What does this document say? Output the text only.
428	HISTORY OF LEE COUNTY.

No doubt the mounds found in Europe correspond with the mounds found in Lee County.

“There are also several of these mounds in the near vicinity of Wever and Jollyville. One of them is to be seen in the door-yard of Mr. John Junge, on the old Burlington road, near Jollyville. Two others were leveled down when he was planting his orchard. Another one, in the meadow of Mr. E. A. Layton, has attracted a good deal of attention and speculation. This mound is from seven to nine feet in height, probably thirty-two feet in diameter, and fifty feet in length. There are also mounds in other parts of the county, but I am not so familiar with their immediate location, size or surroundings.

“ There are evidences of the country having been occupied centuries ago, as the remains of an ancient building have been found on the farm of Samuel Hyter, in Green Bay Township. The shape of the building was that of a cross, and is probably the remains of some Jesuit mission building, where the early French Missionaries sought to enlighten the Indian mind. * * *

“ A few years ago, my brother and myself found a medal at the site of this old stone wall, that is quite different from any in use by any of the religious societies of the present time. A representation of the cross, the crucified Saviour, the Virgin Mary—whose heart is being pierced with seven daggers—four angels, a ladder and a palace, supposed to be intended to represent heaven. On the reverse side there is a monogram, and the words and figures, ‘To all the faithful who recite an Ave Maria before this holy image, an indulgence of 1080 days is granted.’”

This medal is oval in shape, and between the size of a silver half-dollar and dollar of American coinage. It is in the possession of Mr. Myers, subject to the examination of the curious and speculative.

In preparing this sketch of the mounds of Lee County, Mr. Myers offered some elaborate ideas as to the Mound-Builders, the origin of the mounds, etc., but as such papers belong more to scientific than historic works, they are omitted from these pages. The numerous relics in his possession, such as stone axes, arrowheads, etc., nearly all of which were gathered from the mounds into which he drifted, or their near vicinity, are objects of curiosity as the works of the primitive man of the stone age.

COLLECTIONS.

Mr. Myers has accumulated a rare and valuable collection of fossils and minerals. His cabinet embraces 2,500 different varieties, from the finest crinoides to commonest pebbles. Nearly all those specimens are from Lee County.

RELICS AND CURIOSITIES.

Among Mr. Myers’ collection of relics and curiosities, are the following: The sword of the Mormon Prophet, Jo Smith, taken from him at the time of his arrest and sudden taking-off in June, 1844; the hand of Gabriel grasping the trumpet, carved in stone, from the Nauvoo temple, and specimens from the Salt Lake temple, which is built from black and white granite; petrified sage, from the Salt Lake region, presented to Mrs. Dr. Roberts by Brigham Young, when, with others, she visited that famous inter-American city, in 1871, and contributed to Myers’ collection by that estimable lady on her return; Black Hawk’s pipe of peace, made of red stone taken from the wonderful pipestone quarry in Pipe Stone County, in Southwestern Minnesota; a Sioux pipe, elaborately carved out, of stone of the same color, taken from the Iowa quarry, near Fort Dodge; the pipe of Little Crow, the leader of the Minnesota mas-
──────────────────────────────
▶ Exercise details: Quote all the records. Keep every word exact.

▶ The response:
What does this document say? Output the text only.
428	HISTORY OF LEE COUNTY.

No doubt the mounds found in Europe correspond with the mounds found in Lee County.

“There are also several of these mounds in the near vicinity of Wever and Jollyville. One of them is to be seen in the door-yard of Mr. John Junge, on the old Burlington road, near Jollyville. Two others were leveled down when he was planting his orchard. Another one, in the meadow of Mr. E. A. Layton, has attracted a good deal of attention and speculation. This mound is from seven to nine feet in height, probably thirty-two feet in diameter, and fifty feet in length. There are also mounds in other parts of the county, but I am not so familiar with their immediate location, size or surroundings.

“ There are evidences of the country having been occupied centuries ago, as the remains of an ancient building have been found on the farm of Samuel Hyter, in Green Bay Township. The shape of the building was that of a cross, and is probably the remains of some Jesuit mission building, where the early French Missionaries sought to enlighten the Indian mind. * * *

“ A few years ago, my brother and myself found a medal at the site of this old stone wall, that is quite different from any in use by any of the religious societies of the present time. A representation of the cross, the crucified Saviour, the Virgin Mary—whose heart is being pierced with seven daggers—four angels, a ladder and a palace, supposed to be intended to represent heaven. On the reverse side there is a monogram, and the words and figures, ‘To all the faithful who recite an Ave Maria before this holy image, an indulgence of 1080 days is granted.’”

This medal is oval in shape, and between the size of a silver half-dollar and dollar of American coinage. It is in the possession of Mr. Myers, subject to the examination of the curious and speculative.

In preparing this sketch of the mounds of Lee County, Mr. Myers offered some elaborate ideas as to the Mound-Builders, the origin of the mounds, etc., but as such papers belong more to scientific than historic works, they are omitted from these pages. The numerous relics in his possession, such as stone axes, arrowheads, etc., nearly all of which were gathered from the mounds into which he drifted, or their near vicinity, are objects of curiosity as the works of the primitive man of the stone age.

COLLECTIONS.

Mr. Myers has accumulated a rare and valuable collection of fossils and minerals. His cabinet embraces 2,500 different varieties, from the finest crinoides to commonest pebbles. Nearly all those specimens are from Lee County.

RELICS AND CURIOSITIES.

Among Mr. Myers’ collection of relics and curiosities, are the following: The sword of the Mormon Prophet, Jo Smith, taken from him at the time of his arrest and sudden taking-off in June, 1844; the hand of Gabriel grasping the trumpet, carved in stone, from the Nauvoo temple, and specimens from the Salt Lake temple, which is built from black and white granite; petrified sage, from the Salt Lake region, presented to Mrs. Dr. Roberts by Brigham Young, when, with others, she visited that famous inter-American city, in 1871, and contributed to Myers’ collection by that estimable lady on her return; Black Hawk’s pipe of peace, made of red stone taken from the wonderful pipestone quarry in Pipe Stone County, in Southwestern Minnesota; a Sioux pipe, elaborately carved out, of stone of the same color, taken from the Iowa quarry, near Fort Dodge; the pipe of Little Crow, the leader of the Minnesota mas-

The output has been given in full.